Passage:

□ □ □ □

Spork! I don't really know what he is...


----------



## millionj (Mar 4, 2009)

Elmer the horse


----------



## child911 (Mar 4, 2009)

Peanut, a squirrel I think  :wintergyroid:


----------



## reedstr16 (Mar 4, 2009)

out of the animals  i havea my fave neighbor is scoot who is a duck


----------



## Pup101 (Mar 4, 2009)

Wolves and dogs.


----------



## MattyofAlbion (Mar 4, 2009)

Pup101 said:
			
		

> Wolves and dogs.


lucky is hilarious...


----------



## Resetti 4 Prez (Mar 7, 2009)

When I was younger (about 10 or 11), I had a bit of a crush on Daisy. And she moved out of my first town when I was 13. She currently holds the record for being in a town the longest- 2 years, 9 months.


----------



## Joe (Mar 7, 2009)

Penguin ^.^


----------



## Rene (Mar 7, 2009)

ooh difficult; Eunice, Wendy, Lobo or Chief 
the'four of them are pretty cool, 2 sheeps & 2 wolves


----------



## Kiley (Mar 7, 2009)

poppy the squirle! <3


----------



## julezz (Mar 7, 2009)

dotty the bunny


----------



## KingofHearts (Mar 7, 2009)

I really liked Bob. He is so cool. =D


----------



## Nightray (Mar 7, 2009)

Tipper the cow ^^
Joey the duck


----------



## laneybaney921 (Mar 7, 2009)

marina


----------



## Sky_Kid (Mar 7, 2009)

I also like Astrid the kangaroo


----------



## Nickdude43 (Mar 8, 2009)

Wolfgang the Wolf...

□ □ □ □

Source excerpt:
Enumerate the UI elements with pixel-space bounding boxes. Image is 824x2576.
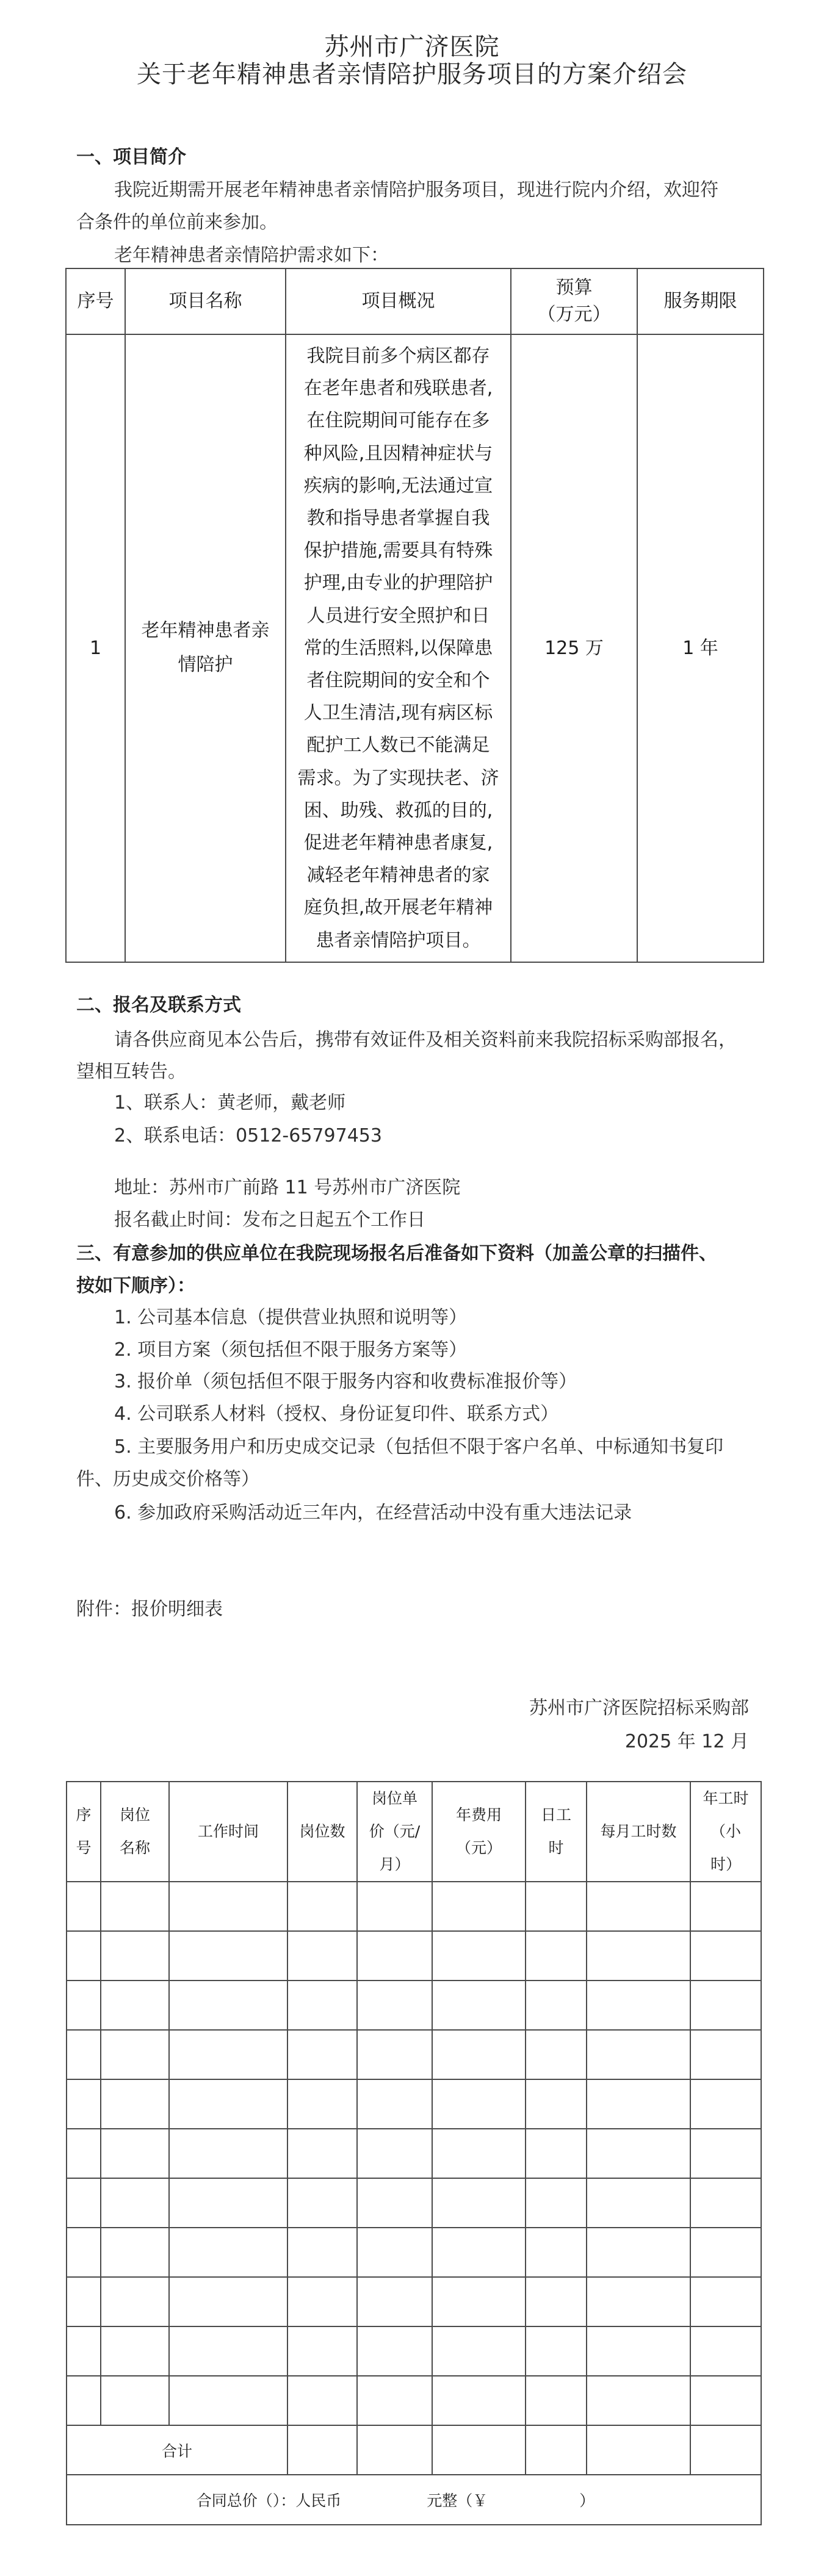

□ □ □ □

Given request:
Could you extract the forum thread's text from "When I was younger" up to and including "Joe (Mar 7, 2009)", copied word for word?

Complete output:
When I was younger (about 10 or 11), I had a bit of a crush on Daisy. And she moved out of my first town when I was 13. She currently holds the record for being in a town the longest- 2 years, 9 months.


----------



## Joe (Mar 7, 2009)